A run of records

_ _ _ _ _ _ _

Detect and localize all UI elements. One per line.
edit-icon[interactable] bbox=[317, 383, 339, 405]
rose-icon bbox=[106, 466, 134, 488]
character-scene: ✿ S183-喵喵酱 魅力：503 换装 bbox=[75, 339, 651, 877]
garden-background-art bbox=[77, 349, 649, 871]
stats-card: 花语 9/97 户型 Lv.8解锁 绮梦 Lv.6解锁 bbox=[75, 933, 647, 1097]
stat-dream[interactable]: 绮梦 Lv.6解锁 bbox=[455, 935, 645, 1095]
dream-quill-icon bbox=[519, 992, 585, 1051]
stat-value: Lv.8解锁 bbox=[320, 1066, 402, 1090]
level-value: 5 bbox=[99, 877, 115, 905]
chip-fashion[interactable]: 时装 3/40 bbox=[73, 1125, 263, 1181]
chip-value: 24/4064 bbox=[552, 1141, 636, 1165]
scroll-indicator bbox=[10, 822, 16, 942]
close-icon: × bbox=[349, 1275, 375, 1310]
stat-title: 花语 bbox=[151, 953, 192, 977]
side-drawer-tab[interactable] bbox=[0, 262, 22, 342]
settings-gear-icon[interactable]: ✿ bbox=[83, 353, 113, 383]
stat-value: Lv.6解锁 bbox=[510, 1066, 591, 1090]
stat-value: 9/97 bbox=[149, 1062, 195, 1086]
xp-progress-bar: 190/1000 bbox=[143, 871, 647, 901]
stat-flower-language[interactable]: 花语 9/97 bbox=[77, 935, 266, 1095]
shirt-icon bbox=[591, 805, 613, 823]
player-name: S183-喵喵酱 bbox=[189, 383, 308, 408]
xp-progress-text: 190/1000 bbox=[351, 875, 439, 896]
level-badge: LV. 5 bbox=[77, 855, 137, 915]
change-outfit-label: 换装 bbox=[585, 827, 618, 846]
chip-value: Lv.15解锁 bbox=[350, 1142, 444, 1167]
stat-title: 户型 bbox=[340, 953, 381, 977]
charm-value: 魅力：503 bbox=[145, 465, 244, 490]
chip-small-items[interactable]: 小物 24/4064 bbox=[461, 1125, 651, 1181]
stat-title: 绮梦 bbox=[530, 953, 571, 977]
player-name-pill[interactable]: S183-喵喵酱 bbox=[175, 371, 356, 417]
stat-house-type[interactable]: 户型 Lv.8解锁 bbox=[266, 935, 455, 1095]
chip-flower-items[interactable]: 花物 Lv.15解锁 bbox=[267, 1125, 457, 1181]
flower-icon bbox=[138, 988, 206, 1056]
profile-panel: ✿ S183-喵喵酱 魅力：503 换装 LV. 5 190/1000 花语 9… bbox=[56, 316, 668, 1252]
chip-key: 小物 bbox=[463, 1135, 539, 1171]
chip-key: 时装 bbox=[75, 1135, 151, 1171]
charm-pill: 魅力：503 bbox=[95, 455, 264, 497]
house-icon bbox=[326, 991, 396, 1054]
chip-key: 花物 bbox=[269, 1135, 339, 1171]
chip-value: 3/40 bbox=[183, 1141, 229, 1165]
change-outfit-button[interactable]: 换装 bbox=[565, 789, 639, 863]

_ _ _ _ _ _ _

◆ **Written task**: Retype every one of the rows above, line for line, with no changes.

◆ **Task answer**:
Detect and localize all UI elements. One per line.
edit-icon[interactable] bbox=[317, 383, 339, 405]
rose-icon bbox=[106, 466, 134, 488]
character-scene: ✿ S183-喵喵酱 魅力：503 换装 bbox=[75, 339, 651, 877]
garden-background-art bbox=[77, 349, 649, 871]
stats-card: 花语 9/97 户型 Lv.8解锁 绮梦 Lv.6解锁 bbox=[75, 933, 647, 1097]
stat-dream[interactable]: 绮梦 Lv.6解锁 bbox=[455, 935, 645, 1095]
dream-quill-icon bbox=[519, 992, 585, 1051]
stat-value: Lv.8解锁 bbox=[320, 1066, 402, 1090]
level-value: 5 bbox=[99, 877, 115, 905]
chip-fashion[interactable]: 时装 3/40 bbox=[73, 1125, 263, 1181]
chip-value: 24/4064 bbox=[552, 1141, 636, 1165]
scroll-indicator bbox=[10, 822, 16, 942]
close-icon: × bbox=[349, 1275, 375, 1310]
stat-title: 花语 bbox=[151, 953, 192, 977]
side-drawer-tab[interactable] bbox=[0, 262, 22, 342]
settings-gear-icon[interactable]: ✿ bbox=[83, 353, 113, 383]
stat-value: Lv.6解锁 bbox=[510, 1066, 591, 1090]
stat-value: 9/97 bbox=[149, 1062, 195, 1086]
xp-progress-bar: 190/1000 bbox=[143, 871, 647, 901]
stat-flower-language[interactable]: 花语 9/97 bbox=[77, 935, 266, 1095]
shirt-icon bbox=[591, 805, 613, 823]
player-name: S183-喵喵酱 bbox=[189, 383, 308, 408]
xp-progress-text: 190/1000 bbox=[351, 875, 439, 896]
level-badge: LV. 5 bbox=[77, 855, 137, 915]
change-outfit-label: 换装 bbox=[585, 827, 618, 846]
chip-value: Lv.15解锁 bbox=[350, 1142, 444, 1167]
stat-title: 户型 bbox=[340, 953, 381, 977]
charm-value: 魅力：503 bbox=[145, 465, 244, 490]
chip-small-items[interactable]: 小物 24/4064 bbox=[461, 1125, 651, 1181]
stat-title: 绮梦 bbox=[530, 953, 571, 977]
player-name-pill[interactable]: S183-喵喵酱 bbox=[175, 371, 356, 417]
stat-house-type[interactable]: 户型 Lv.8解锁 bbox=[266, 935, 455, 1095]
chip-flower-items[interactable]: 花物 Lv.15解锁 bbox=[267, 1125, 457, 1181]
flower-icon bbox=[138, 988, 206, 1056]
profile-panel: ✿ S183-喵喵酱 魅力：503 换装 LV. 5 190/1000 花语 9… bbox=[56, 316, 668, 1252]
chip-key: 小物 bbox=[463, 1135, 539, 1171]
chip-key: 时装 bbox=[75, 1135, 151, 1171]
charm-pill: 魅力：503 bbox=[95, 455, 264, 497]
house-icon bbox=[326, 991, 396, 1054]
chip-key: 花物 bbox=[269, 1135, 339, 1171]
chip-value: 3/40 bbox=[183, 1141, 229, 1165]
change-outfit-button[interactable]: 换装 bbox=[565, 789, 639, 863]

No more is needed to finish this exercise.